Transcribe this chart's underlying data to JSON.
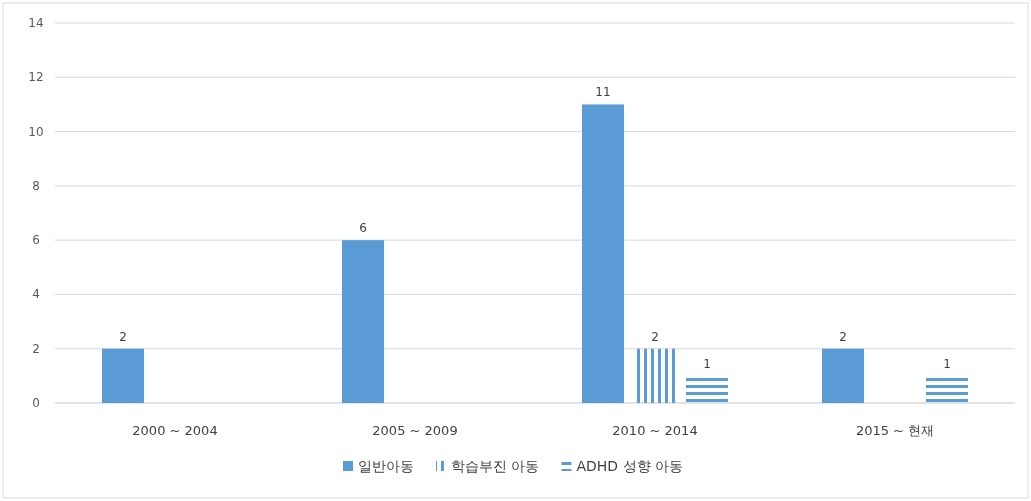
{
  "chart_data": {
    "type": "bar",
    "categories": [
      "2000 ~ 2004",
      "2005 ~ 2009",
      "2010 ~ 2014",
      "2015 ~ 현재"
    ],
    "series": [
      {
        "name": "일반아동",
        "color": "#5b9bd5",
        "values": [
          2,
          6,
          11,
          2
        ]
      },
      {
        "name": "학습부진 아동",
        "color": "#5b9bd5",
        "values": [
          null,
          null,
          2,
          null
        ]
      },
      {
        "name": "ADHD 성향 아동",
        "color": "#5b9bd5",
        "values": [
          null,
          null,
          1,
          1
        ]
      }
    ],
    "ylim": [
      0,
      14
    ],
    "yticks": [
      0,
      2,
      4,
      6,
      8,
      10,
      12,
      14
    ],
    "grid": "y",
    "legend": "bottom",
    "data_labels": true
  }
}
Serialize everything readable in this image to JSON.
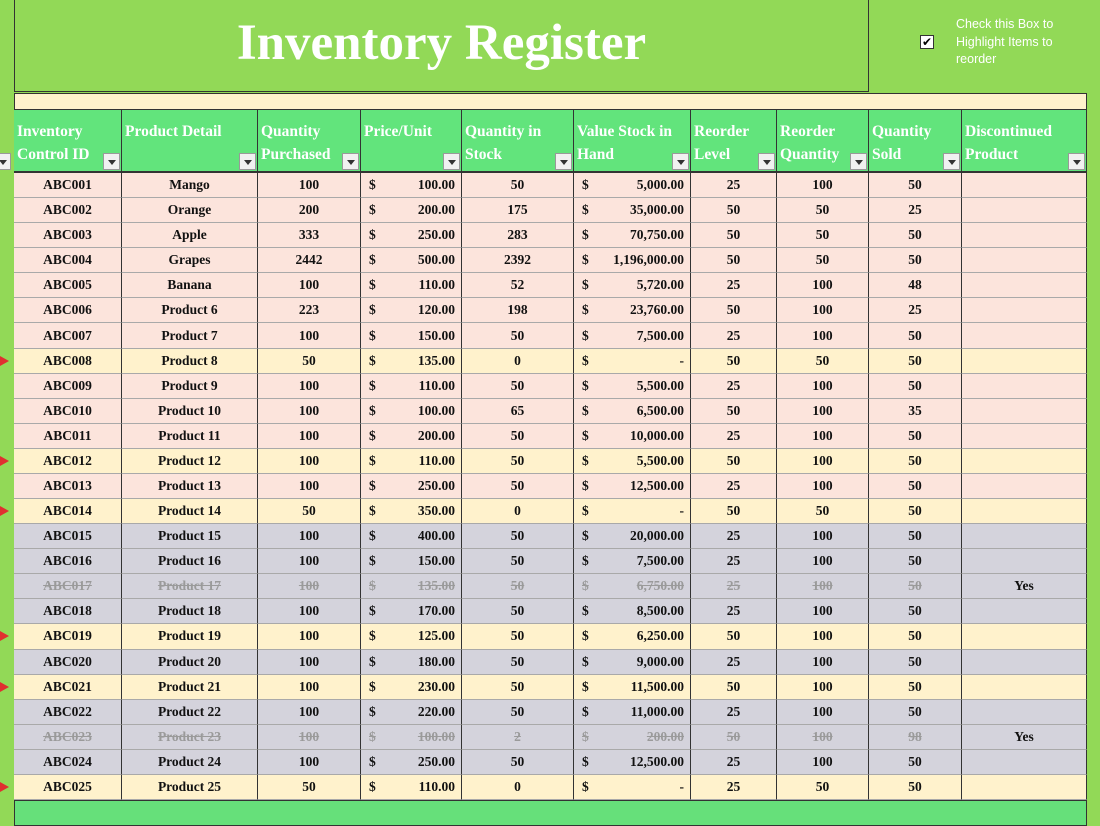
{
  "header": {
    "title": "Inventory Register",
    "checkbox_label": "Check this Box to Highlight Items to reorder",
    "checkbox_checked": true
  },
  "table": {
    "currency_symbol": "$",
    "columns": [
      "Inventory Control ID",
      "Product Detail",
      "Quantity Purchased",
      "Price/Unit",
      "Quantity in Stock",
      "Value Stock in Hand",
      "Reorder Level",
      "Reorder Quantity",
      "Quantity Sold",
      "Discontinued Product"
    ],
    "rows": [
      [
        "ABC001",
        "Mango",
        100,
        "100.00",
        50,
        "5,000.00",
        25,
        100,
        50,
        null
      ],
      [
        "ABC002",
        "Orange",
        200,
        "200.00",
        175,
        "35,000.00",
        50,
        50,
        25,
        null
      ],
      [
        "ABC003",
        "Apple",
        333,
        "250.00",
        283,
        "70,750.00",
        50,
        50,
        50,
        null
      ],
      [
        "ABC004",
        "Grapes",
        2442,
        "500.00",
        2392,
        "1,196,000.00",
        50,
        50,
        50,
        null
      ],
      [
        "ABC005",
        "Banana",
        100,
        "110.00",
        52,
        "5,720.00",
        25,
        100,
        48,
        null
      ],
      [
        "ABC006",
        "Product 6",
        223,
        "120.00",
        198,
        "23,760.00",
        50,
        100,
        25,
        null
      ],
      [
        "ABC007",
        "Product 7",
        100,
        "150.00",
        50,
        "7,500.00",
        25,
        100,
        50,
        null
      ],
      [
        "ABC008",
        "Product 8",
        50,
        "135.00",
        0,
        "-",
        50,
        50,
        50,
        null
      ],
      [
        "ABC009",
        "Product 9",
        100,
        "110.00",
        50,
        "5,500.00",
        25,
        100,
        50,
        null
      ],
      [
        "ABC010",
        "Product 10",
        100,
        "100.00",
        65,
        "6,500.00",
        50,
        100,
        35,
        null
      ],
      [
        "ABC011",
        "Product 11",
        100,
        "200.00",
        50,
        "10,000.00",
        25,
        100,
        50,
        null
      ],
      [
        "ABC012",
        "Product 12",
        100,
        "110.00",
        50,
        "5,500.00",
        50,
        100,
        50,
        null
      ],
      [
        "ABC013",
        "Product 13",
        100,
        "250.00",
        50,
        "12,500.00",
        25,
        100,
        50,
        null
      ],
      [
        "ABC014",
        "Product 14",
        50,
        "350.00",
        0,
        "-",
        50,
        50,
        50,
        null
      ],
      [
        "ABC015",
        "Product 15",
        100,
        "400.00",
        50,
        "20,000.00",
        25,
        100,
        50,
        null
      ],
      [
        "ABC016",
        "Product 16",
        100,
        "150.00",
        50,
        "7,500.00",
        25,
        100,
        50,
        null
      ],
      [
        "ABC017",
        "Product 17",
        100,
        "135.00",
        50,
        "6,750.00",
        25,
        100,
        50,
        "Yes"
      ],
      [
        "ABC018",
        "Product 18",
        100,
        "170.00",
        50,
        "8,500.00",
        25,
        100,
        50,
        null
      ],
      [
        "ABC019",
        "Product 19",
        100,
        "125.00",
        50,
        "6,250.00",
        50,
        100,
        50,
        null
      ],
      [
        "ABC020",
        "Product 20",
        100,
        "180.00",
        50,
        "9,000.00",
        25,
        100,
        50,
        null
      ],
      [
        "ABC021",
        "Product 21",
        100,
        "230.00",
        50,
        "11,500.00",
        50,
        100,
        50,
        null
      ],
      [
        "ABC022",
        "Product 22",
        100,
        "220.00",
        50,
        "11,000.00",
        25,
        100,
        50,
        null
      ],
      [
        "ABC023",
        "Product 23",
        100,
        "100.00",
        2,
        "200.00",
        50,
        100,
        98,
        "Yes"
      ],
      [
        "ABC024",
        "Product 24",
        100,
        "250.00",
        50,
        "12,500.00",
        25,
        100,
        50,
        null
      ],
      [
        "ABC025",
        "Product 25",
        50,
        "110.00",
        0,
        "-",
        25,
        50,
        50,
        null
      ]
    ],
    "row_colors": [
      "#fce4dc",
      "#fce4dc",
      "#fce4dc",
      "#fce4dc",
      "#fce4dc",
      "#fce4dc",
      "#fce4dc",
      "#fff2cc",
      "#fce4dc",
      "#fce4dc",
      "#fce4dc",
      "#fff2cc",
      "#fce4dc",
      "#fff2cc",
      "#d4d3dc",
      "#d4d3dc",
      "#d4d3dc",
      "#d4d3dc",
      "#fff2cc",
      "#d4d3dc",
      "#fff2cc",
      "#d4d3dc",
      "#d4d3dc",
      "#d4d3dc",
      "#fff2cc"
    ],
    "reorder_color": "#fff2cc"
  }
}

_ _ _ _ _

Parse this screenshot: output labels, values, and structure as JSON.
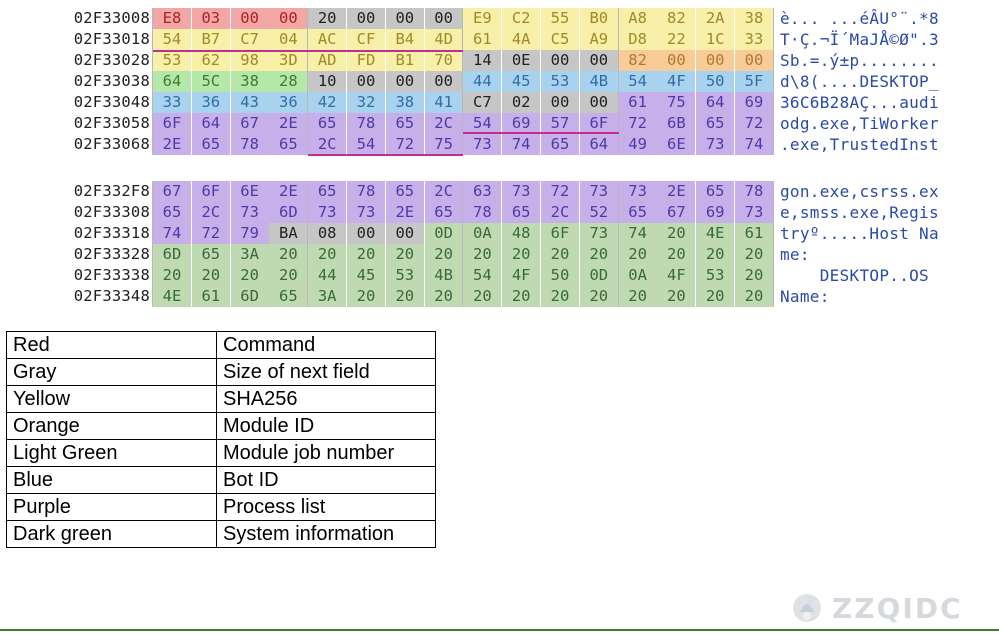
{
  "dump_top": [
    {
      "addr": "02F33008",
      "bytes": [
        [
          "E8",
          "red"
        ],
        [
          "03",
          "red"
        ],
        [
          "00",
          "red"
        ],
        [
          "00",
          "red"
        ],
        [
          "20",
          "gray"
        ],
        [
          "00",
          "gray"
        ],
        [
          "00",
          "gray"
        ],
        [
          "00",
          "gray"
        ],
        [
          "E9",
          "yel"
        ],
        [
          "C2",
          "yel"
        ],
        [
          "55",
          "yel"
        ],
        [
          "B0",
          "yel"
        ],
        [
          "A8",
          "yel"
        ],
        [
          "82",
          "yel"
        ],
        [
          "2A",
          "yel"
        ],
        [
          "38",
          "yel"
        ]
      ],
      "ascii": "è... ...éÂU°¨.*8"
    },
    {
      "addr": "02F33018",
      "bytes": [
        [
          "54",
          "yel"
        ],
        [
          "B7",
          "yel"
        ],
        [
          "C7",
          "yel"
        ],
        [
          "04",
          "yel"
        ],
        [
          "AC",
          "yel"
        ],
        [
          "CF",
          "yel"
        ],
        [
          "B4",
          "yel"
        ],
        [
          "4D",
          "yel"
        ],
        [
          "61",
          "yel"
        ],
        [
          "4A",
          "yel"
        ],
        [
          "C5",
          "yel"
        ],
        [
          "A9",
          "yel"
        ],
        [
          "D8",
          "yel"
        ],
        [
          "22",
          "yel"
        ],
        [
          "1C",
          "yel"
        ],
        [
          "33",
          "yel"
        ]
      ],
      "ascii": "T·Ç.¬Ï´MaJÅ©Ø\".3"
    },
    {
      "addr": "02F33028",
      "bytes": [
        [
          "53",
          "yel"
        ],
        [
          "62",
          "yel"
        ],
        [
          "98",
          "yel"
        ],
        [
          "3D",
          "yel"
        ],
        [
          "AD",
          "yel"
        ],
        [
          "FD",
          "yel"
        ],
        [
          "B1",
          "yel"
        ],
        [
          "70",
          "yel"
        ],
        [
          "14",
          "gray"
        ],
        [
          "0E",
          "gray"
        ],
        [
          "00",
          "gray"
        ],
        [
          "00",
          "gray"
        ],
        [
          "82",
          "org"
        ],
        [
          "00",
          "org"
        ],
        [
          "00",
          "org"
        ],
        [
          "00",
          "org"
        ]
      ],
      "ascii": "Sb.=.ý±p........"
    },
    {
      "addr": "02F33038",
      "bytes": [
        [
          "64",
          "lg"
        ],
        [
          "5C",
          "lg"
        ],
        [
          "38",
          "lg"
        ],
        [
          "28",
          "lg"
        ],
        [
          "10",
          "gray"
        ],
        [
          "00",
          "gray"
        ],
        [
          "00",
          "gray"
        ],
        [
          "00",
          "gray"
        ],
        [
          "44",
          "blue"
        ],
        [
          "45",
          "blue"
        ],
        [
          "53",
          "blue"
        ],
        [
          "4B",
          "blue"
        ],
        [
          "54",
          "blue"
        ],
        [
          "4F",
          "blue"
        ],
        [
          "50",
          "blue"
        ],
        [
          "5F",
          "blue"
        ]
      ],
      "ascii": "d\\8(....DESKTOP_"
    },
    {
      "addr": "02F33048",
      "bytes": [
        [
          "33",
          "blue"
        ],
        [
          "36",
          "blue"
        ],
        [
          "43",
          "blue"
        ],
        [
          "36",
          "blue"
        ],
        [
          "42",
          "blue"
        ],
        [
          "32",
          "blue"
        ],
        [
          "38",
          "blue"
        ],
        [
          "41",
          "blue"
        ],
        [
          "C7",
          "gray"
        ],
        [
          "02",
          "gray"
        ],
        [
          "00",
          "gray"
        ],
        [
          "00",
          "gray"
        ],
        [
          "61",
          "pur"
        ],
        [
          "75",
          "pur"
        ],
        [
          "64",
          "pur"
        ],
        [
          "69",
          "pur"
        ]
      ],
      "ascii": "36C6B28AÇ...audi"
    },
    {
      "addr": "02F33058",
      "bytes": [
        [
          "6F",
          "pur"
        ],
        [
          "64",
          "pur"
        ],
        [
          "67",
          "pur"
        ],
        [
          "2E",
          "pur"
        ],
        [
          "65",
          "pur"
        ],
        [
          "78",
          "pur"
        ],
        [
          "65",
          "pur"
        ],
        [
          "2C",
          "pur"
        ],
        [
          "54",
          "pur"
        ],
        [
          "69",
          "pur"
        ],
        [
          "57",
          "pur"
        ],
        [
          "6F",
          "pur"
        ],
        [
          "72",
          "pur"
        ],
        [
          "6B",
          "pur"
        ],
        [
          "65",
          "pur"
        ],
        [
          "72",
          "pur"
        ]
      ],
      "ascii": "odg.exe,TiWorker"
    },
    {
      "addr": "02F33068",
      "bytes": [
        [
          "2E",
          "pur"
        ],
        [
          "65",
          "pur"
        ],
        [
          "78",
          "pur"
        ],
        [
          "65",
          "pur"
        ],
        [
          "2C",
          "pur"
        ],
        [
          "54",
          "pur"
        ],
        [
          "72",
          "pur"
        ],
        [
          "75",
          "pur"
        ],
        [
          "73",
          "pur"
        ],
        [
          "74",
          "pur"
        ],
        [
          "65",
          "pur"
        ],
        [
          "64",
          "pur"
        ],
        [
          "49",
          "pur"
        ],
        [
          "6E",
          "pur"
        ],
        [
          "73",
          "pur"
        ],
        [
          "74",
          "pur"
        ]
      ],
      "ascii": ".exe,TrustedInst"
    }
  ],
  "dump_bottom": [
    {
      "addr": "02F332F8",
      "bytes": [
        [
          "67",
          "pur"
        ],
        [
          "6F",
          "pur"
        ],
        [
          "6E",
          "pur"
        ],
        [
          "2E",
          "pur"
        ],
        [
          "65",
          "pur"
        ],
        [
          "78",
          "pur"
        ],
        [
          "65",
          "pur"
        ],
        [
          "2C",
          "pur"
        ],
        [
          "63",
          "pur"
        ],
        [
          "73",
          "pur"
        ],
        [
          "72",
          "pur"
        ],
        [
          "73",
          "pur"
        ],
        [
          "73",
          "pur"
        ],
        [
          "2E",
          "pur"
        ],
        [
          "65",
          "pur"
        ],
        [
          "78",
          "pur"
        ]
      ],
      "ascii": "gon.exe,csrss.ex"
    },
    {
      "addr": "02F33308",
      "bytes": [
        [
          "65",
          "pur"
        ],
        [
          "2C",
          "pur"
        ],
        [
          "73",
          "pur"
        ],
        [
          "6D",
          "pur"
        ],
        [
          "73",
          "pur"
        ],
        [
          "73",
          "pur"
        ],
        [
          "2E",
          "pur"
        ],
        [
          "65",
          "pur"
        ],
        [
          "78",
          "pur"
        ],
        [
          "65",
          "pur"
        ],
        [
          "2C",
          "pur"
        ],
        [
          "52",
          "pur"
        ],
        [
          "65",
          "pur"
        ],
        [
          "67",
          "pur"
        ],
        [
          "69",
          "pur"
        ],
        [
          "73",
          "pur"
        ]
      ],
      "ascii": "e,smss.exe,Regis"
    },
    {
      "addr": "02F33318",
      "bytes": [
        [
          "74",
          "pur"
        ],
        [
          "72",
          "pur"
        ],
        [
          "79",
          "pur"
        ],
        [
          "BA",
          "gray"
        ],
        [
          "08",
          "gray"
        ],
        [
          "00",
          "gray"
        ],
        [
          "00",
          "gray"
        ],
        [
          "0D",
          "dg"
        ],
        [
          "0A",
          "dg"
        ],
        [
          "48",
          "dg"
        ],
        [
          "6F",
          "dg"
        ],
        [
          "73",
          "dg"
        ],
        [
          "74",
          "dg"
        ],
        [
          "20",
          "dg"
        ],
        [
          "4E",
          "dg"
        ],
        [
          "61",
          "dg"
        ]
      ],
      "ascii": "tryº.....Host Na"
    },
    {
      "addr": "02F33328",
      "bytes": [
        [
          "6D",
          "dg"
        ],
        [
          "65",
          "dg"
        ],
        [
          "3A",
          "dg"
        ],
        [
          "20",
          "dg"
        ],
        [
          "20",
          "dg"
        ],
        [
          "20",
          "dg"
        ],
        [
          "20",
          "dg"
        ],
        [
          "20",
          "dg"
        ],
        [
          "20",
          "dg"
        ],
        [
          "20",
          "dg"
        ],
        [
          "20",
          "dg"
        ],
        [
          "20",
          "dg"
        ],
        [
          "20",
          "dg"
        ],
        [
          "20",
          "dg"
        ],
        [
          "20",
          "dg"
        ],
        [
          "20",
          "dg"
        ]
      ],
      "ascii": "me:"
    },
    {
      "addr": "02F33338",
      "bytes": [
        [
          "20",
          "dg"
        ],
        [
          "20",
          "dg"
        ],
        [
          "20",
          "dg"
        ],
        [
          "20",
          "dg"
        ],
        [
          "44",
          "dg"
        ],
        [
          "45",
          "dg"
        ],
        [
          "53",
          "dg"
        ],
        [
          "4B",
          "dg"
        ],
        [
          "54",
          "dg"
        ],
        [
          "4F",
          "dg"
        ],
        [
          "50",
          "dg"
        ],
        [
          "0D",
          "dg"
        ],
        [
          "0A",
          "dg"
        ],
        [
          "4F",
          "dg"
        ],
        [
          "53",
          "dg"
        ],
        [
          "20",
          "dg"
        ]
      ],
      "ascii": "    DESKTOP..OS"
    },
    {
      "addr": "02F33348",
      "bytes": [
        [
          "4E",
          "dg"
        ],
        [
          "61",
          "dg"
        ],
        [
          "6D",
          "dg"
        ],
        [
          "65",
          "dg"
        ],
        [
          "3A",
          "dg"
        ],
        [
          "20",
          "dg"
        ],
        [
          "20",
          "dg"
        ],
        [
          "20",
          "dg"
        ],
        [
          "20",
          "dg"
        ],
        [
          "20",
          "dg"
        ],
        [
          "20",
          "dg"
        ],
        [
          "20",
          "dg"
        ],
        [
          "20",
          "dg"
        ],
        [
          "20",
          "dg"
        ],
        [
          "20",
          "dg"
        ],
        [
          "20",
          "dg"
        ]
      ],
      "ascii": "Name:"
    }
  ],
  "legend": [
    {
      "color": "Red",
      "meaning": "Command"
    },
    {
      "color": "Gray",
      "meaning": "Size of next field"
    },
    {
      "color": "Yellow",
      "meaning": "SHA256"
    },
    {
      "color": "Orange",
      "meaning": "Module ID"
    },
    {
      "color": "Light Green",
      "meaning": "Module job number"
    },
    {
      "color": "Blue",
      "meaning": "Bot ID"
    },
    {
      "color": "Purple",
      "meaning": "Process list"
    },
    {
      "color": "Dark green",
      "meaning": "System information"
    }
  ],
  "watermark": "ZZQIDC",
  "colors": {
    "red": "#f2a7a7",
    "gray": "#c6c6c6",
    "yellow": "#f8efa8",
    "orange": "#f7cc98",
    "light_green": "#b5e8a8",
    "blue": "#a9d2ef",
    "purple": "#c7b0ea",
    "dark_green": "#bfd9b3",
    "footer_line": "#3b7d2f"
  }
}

_ _ _ _ _

**WHAT IS BEING ASKED**
Look through the records and gather each line with the word "true".

**CORRECT RESPONSE**
    "data_labels": true
    "checkbox_checked": true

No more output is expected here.